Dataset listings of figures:
════════════════════
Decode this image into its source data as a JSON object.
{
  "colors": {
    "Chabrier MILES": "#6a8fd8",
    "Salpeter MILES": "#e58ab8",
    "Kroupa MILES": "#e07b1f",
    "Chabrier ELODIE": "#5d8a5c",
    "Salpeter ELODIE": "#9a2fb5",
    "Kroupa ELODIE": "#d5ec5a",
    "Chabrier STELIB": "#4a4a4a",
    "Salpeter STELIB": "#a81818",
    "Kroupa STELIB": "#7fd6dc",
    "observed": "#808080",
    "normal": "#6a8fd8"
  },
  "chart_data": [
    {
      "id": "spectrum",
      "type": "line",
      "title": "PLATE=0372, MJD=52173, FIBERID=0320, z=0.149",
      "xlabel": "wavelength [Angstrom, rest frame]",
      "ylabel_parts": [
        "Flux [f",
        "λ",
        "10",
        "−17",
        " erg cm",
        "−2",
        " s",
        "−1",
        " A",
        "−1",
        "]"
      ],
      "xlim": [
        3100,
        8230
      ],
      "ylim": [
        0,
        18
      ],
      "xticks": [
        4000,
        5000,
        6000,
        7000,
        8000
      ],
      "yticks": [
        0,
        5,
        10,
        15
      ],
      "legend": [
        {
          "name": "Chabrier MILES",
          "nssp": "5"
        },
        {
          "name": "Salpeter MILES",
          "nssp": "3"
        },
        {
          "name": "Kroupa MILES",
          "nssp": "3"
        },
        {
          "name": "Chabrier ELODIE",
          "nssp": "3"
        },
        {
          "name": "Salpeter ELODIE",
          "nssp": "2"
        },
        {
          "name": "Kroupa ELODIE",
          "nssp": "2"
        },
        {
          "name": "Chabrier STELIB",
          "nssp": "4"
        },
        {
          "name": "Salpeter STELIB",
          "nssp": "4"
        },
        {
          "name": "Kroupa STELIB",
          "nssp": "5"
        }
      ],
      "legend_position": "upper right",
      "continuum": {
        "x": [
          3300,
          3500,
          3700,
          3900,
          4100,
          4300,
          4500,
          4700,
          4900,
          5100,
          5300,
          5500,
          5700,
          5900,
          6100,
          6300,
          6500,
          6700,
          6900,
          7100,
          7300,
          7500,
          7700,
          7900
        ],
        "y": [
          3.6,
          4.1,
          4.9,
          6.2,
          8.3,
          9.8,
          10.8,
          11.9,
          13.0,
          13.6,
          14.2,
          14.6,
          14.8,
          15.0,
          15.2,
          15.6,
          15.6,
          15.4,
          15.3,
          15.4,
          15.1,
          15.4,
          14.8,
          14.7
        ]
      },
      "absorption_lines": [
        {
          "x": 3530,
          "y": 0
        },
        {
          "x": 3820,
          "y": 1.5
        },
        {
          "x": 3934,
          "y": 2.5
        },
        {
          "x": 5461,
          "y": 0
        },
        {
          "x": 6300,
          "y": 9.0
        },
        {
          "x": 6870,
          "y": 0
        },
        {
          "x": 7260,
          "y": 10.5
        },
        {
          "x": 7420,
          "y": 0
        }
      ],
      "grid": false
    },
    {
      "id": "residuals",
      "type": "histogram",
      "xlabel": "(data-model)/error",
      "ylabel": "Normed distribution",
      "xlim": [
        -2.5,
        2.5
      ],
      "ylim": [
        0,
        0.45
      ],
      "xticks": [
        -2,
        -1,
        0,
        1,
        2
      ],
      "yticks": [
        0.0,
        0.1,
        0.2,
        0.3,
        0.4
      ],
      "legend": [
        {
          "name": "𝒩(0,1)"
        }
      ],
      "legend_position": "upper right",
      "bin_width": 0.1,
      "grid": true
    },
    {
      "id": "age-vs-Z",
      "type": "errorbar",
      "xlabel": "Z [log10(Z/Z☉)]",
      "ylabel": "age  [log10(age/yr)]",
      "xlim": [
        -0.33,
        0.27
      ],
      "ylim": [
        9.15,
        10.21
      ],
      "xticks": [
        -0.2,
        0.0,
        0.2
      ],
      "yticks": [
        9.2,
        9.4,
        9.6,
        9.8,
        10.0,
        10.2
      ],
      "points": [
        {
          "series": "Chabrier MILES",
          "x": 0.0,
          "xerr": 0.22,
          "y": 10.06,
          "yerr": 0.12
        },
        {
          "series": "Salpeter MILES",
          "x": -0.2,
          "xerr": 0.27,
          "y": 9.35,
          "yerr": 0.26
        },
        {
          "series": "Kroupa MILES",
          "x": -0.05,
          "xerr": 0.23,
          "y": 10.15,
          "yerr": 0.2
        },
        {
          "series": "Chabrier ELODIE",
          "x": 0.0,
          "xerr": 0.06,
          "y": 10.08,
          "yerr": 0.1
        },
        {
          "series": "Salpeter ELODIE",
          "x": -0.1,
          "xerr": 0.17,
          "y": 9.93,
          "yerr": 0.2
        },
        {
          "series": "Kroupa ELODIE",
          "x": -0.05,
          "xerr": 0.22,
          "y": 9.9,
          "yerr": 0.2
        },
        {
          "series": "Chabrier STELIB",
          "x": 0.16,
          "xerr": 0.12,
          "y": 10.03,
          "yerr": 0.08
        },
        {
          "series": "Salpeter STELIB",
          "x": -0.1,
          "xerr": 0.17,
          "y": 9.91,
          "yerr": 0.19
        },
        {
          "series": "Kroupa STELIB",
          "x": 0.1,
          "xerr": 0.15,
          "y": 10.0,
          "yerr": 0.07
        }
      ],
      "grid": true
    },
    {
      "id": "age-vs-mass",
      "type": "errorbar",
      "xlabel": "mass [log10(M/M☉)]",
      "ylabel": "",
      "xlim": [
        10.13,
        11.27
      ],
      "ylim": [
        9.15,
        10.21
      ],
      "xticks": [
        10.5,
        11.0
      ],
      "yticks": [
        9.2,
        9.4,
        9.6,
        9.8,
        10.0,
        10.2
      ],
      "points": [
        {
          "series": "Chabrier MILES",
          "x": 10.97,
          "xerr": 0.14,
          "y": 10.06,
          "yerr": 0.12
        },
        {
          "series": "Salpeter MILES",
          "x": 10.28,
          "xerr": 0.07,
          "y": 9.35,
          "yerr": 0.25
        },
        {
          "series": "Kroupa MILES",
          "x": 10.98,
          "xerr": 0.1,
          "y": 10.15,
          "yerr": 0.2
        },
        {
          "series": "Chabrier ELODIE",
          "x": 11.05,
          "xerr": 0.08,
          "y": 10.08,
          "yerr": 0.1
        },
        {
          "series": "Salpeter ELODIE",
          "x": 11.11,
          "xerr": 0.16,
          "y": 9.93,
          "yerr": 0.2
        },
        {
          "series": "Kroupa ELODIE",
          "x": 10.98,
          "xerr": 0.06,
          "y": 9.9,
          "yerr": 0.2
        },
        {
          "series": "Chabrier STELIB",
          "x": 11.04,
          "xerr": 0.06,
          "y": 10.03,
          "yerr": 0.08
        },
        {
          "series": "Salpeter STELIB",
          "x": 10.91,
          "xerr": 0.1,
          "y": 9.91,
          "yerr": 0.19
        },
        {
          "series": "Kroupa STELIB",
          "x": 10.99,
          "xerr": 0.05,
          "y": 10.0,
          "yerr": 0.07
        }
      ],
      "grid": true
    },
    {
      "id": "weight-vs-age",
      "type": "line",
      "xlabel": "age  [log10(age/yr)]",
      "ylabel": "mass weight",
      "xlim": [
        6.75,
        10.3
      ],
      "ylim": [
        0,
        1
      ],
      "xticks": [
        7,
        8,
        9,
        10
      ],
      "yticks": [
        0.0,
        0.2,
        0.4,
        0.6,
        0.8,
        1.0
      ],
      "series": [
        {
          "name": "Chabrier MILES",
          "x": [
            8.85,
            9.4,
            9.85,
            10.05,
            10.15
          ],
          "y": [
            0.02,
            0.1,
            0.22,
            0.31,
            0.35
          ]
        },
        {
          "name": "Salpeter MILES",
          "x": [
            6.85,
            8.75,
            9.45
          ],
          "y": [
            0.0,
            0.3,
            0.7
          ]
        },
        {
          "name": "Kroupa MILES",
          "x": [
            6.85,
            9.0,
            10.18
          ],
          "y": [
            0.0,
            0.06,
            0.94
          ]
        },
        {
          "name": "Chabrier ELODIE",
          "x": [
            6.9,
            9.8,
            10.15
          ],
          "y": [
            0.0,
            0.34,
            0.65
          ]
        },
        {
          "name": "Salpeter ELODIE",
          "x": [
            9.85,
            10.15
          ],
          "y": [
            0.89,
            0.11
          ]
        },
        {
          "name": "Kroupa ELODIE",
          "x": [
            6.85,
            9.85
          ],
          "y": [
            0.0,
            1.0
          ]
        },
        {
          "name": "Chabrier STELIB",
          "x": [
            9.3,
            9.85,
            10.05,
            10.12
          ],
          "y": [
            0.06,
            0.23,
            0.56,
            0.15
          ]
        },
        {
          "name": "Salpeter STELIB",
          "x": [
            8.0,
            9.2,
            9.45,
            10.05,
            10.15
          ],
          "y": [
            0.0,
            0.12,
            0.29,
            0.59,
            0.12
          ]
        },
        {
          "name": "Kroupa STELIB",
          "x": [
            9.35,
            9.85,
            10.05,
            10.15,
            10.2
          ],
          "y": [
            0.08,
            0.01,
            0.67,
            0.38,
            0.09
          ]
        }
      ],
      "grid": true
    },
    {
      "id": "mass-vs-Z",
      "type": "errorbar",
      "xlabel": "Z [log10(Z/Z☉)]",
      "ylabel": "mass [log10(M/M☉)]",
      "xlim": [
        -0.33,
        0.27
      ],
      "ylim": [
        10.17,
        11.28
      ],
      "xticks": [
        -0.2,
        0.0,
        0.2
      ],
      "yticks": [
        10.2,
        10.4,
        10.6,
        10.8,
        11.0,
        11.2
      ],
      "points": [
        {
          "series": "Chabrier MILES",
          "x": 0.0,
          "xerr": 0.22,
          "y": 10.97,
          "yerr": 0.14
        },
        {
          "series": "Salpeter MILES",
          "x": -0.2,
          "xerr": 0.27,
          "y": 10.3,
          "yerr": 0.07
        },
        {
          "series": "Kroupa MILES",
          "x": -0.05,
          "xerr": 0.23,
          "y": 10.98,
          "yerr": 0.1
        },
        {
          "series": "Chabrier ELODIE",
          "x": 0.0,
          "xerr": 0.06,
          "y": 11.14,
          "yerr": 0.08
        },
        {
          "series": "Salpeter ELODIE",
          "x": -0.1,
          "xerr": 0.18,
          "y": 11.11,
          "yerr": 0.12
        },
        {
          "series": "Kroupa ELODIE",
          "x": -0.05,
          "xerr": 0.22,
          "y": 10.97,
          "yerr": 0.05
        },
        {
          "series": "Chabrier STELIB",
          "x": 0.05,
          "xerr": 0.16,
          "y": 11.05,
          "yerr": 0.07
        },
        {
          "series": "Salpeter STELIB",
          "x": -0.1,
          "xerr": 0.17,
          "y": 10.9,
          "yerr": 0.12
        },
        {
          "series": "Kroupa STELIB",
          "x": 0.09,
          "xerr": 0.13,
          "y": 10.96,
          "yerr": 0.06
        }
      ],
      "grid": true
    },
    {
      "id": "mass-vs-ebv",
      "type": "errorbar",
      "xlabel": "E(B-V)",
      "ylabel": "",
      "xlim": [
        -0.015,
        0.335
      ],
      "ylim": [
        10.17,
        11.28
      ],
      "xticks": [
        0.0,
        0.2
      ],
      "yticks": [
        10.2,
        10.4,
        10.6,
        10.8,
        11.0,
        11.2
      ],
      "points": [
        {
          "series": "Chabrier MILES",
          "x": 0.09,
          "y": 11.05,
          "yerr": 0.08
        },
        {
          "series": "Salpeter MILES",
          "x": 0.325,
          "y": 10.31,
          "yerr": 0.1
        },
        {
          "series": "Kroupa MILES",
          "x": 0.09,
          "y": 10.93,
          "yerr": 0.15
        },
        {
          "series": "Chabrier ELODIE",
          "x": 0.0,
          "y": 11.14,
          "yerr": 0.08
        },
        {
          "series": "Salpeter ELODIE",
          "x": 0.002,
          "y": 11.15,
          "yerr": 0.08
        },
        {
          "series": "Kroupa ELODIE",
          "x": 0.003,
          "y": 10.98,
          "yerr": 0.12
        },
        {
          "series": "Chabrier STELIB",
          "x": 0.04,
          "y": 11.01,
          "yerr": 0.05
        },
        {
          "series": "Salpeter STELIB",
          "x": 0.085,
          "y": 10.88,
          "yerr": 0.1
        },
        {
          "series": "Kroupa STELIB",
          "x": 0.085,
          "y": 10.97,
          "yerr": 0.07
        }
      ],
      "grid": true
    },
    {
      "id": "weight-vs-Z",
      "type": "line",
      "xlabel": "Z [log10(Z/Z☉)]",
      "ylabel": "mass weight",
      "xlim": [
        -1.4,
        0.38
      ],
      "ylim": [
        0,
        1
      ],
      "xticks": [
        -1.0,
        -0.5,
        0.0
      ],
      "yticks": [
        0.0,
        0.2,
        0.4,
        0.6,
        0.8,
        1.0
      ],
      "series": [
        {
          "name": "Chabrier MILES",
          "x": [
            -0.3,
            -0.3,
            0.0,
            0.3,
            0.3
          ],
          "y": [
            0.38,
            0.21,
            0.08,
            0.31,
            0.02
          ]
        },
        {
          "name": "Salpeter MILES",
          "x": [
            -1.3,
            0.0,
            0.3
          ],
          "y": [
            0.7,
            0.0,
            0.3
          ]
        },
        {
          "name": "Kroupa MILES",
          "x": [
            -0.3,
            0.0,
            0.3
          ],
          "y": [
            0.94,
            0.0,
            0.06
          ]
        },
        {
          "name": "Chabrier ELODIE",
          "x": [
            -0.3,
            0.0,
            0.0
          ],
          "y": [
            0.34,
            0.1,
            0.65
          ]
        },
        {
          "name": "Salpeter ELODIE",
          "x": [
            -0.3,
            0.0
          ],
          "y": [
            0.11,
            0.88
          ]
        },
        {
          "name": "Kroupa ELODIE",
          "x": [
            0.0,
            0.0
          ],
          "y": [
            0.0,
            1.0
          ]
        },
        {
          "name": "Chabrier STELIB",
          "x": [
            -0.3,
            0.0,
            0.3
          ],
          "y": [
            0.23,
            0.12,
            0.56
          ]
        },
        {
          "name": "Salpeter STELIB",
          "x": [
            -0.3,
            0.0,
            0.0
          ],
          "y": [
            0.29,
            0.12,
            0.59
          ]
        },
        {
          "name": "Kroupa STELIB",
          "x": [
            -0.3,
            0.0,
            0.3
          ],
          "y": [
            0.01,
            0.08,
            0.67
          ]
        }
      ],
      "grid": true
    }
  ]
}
════════════════════
◆ **PROBLEM TO SOLVE**
Read the entries above, then pull out the lines that include "xlabel".

◆ **SOLUTION BELOW**
      "xlabel": "wavelength [Angstrom, rest frame]",
      "xlabel": "(data-model)/error",
      "xlabel": "Z [log10(Z/Z☉)]",
      "xlabel": "mass [log10(M/M☉)]",
      "xlabel": "age  [log10(age/yr)]",
      "xlabel": "Z [log10(Z/Z☉)]",
      "xlabel": "E(B-V)",
      "xlabel": "Z [log10(Z/Z☉)]",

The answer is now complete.